▶ _WHAT THE TASK REQUIRES_
Report the number of lines in these entries that contain "Give". Write only the number.

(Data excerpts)
━━━━━━━━
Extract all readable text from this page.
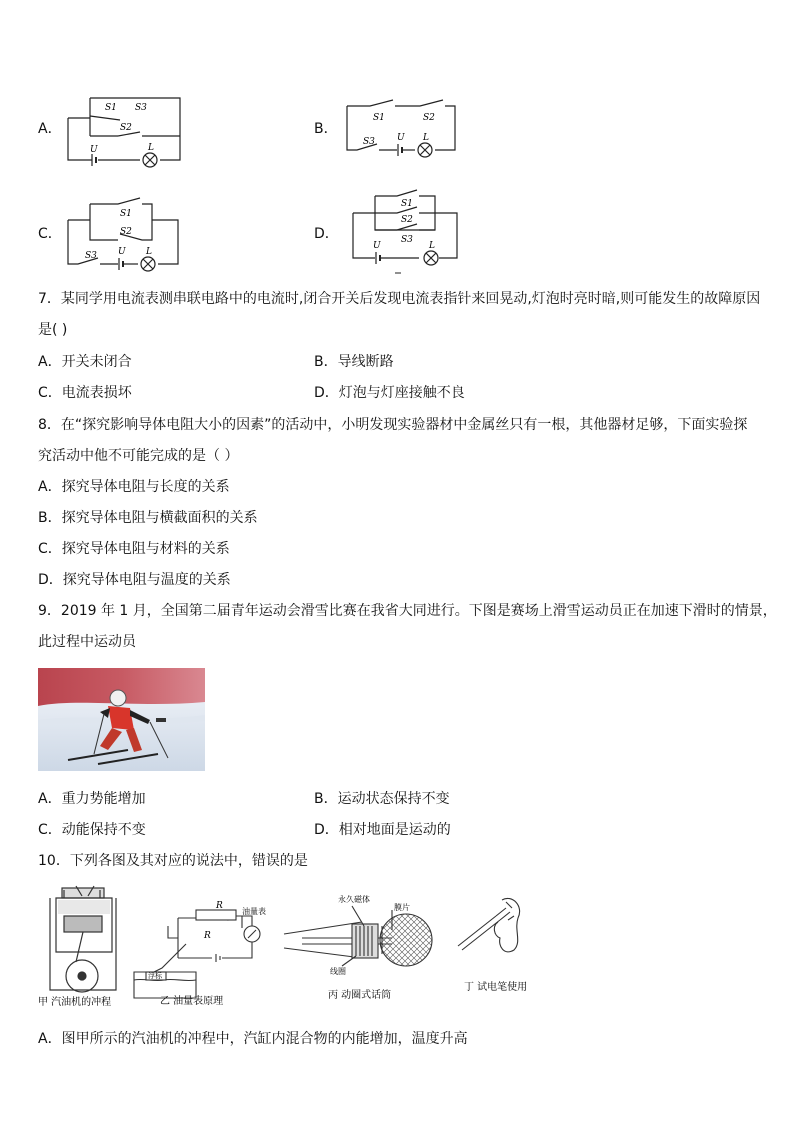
A．
S1 S3
S2
U	L
B．
S1	S2
S3 U L
C．
S1
S2
S3 U L
D．
S1
S2
S3
U	L
7．某同学用电流表测串联电路中的电流时,闭合开关后发现电流表指针来回晃动,灯泡时亮时暗,则可能发生的故障原因
是( )
A．开关未闭合	B．导线断路
C．电流表损坏	D．灯泡与灯座接触不良
8．在“探究影响导体电阻大小的因素”的活动中，小明发现实验器材中金属丝只有一根，其他器材足够，下面实验探
究活动中他不可能完成的是（ ）
A．探究导体电阻与长度的关系
B．探究导体电阻与横截面积的关系
C．探究导体电阻与材料的关系
D．探究导体电阻与温度的关系
9．2019 年 1 月，全国第二届青年运动会滑雪比赛在我省大同进行。下图是赛场上滑雪运动员正在加速下滑时的情景，
此过程中运动员
A．重力势能增加	B．运动状态保持不变
C．动能保持不变	D．相对地面是运动的
10．下列各图及其对应的说法中，错误的是
甲 汽油机的冲程
R
R
油量表
浮标
乙 油量表原理
永久磁体
膜片
线圈
丙 动圈式话筒
丁 试电笔使用
A．图甲所示的汽油机的冲程中，汽缸内混合物的内能增加，温度升高
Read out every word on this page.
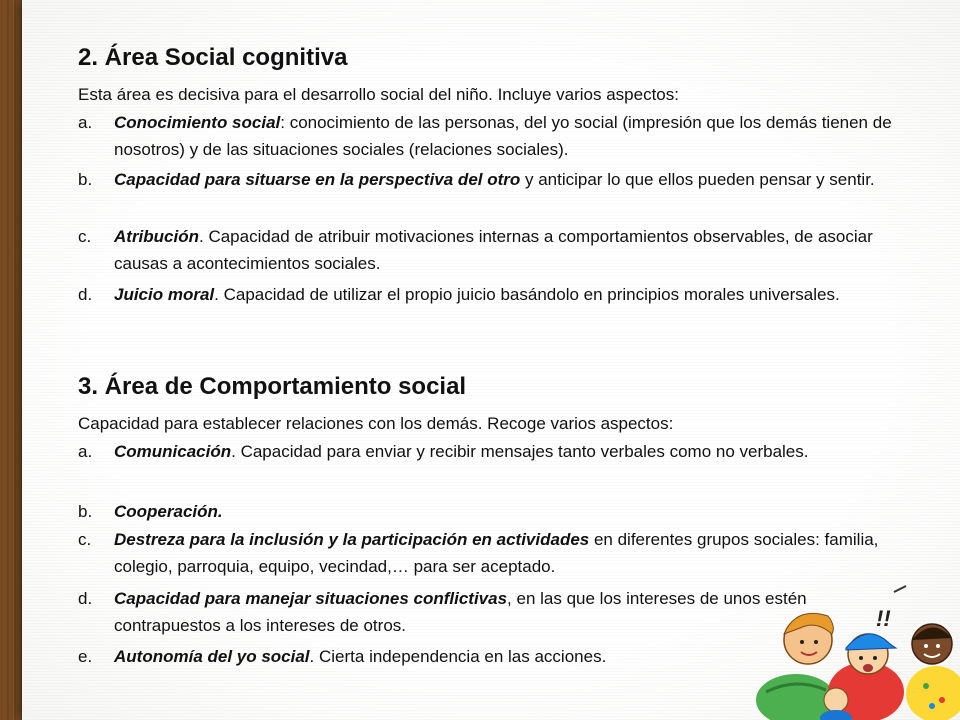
2. Área Social cognitiva
Esta área es decisiva para el desarrollo social del niño. Incluye varios aspectos:
a.	Conocimiento social: conocimiento de las personas, del yo social (impresión que los demás tienen de nosotros) y de las situaciones sociales (relaciones sociales).
b.	Capacidad para situarse en la perspectiva del otro y anticipar lo que ellos pueden pensar y sentir.
c.	Atribución. Capacidad de atribuir motivaciones internas a comportamientos observables, de asociar causas a acontecimientos sociales.
d.	Juicio moral. Capacidad de utilizar el propio juicio basándolo en principios morales universales.
3. Área de Comportamiento social
Capacidad para establecer relaciones con los demás. Recoge varios aspectos:
a.	Comunicación. Capacidad para enviar y recibir mensajes tanto verbales como no verbales.
b.	Cooperación.
c.	Destreza para la inclusión y la participación en actividades en diferentes grupos sociales: familia, colegio, parroquia, equipo, vecindad,… para ser aceptado.
d.	Capacidad para manejar situaciones conflictivas, en las que los intereses de unos estén contrapuestos a los intereses de otros.
e.	Autonomía del yo social. Cierta independencia en las acciones.
!!
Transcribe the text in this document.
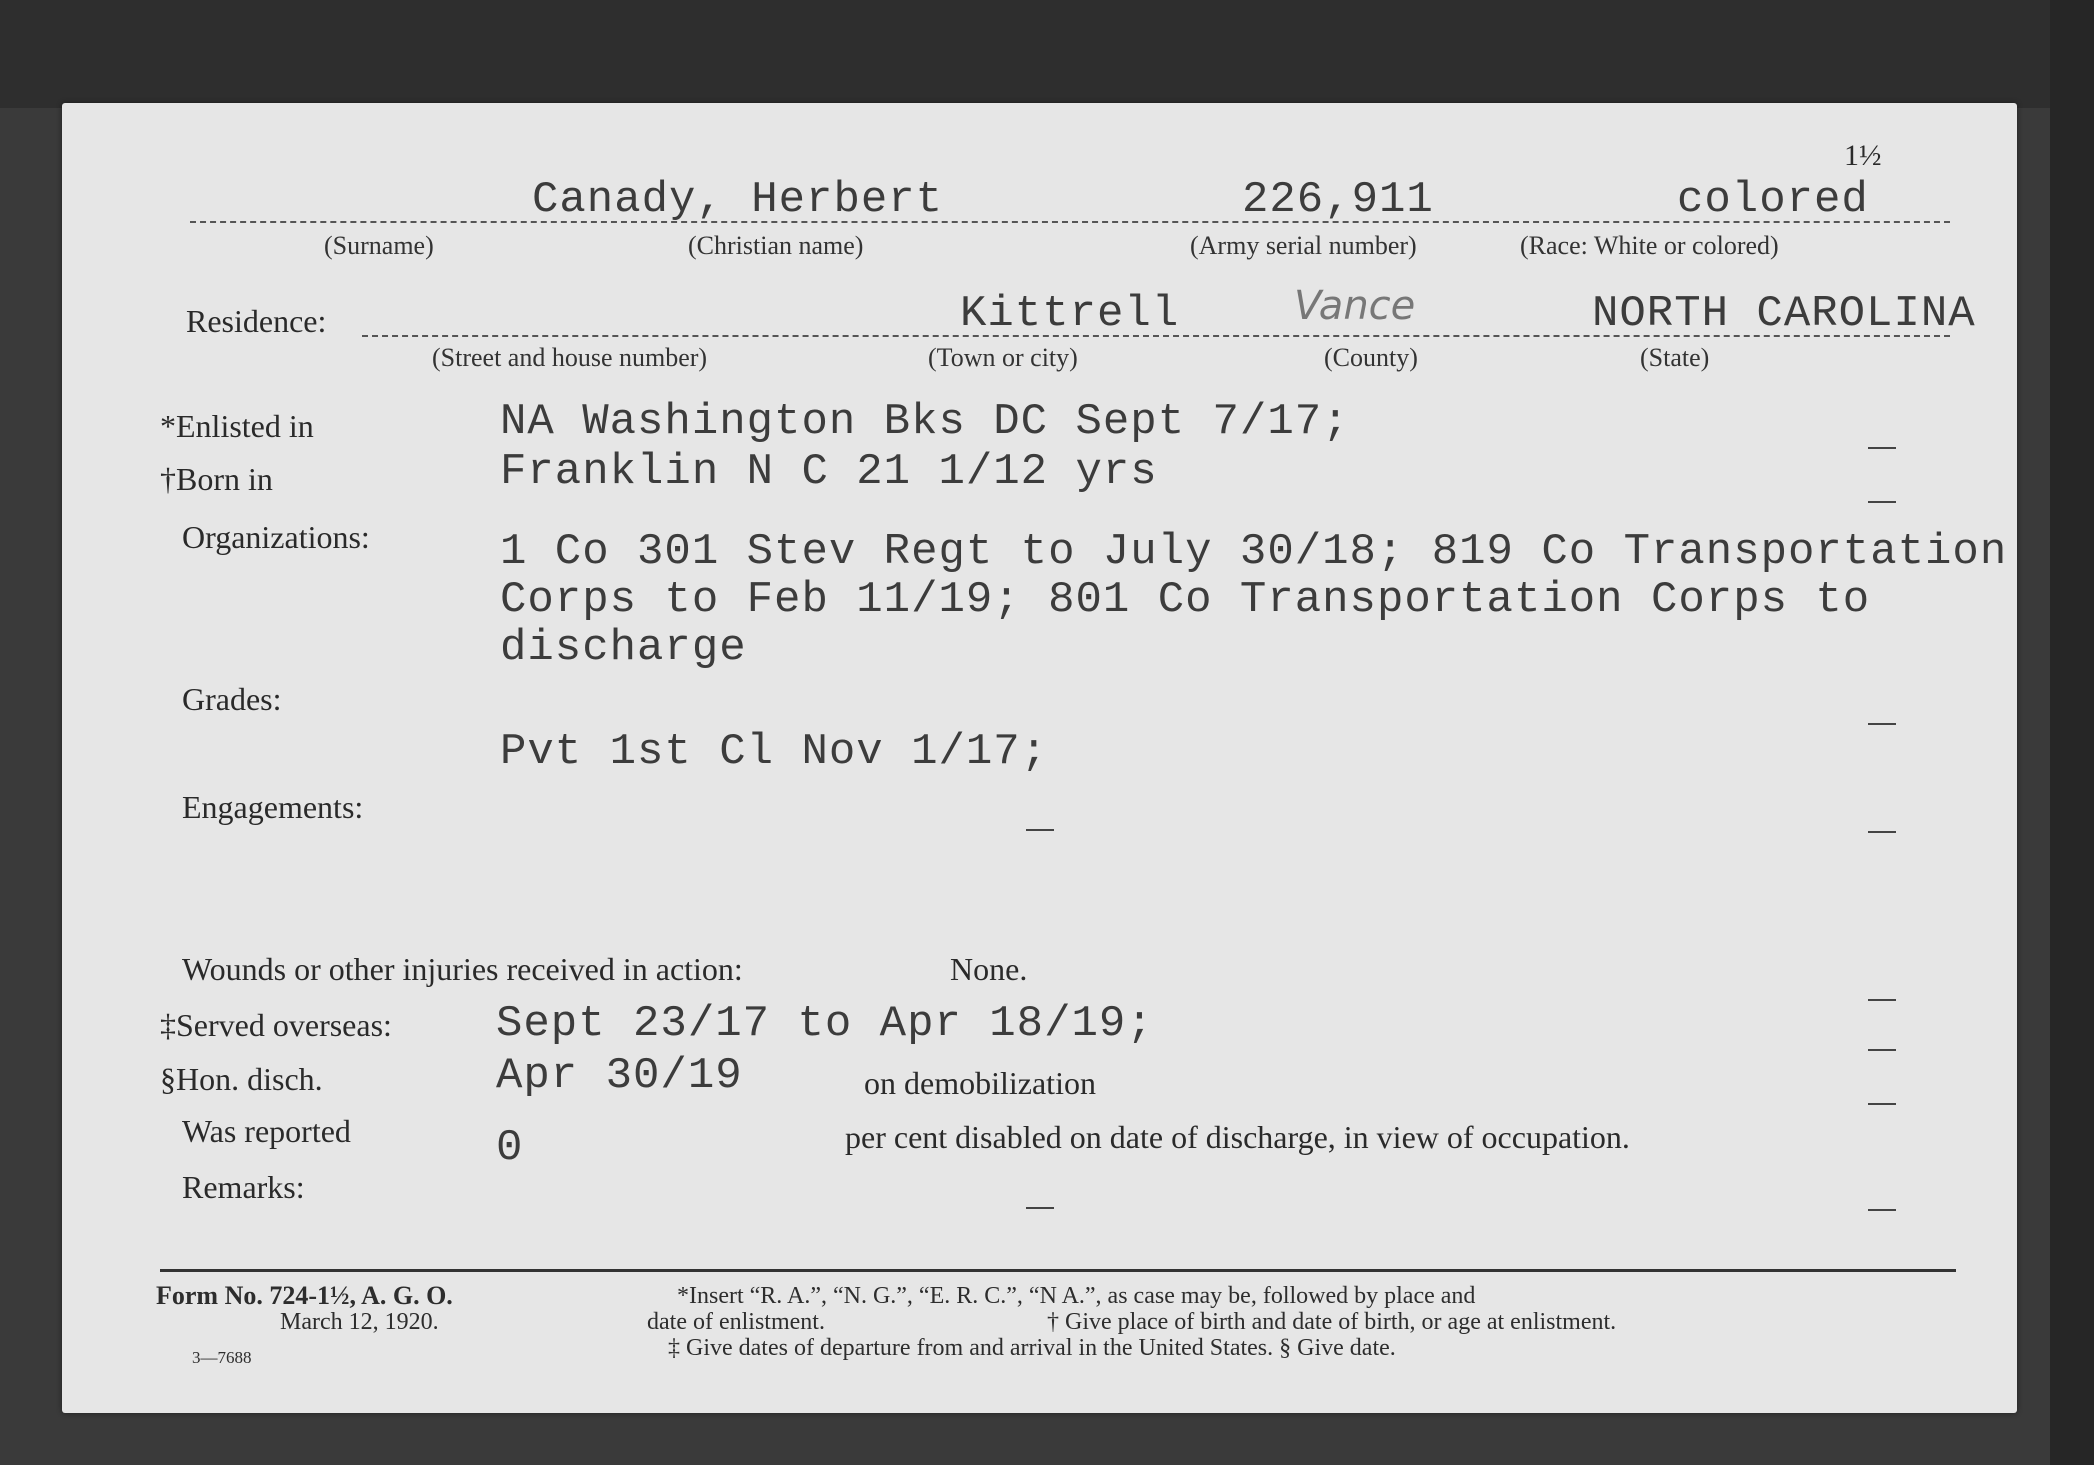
1½
Canady, Herbert	226,911	colored
(Surname)	(Christian name)	(Army serial number)	(Race: White or colored)
Residence:	Kittrell	Vance	NORTH CAROLINA
(Street and house number)	(Town or city)	(County)	(State)
*Enlisted in	NA Washington Bks DC Sept 7/17;
†Born in	Franklin N C 21 1/12 yrs
Organizations:	1 Co 301 Stev Regt to July 30/18; 819 Co Transportation
Corps to Feb 11/19; 801 Co Transportation Corps to
discharge
Grades:
Pvt 1st Cl Nov 1/17;
Engagements:
Wounds or other injuries received in action:	None.
‡Served overseas: Sept 23/17 to Apr 18/19;
§Hon. disch.	Apr 30/19	on demobilization
Was reported	0	per cent disabled on date of discharge, in view of occupation.
Remarks:
Form No. 724-1½, A. G. O.
March 12, 1920.
3—7688
*Insert “R. A.”, “N. G.”, “E. R. C.”, “N A.”, as case may be, followed by place and
date of enlistment.	† Give place of birth and date of birth, or age at enlistment.
‡ Give dates of departure from and arrival in the United States. § Give date.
━━━━━━━━
▶ _SOLUTION FOR THIS EXERCISE_
2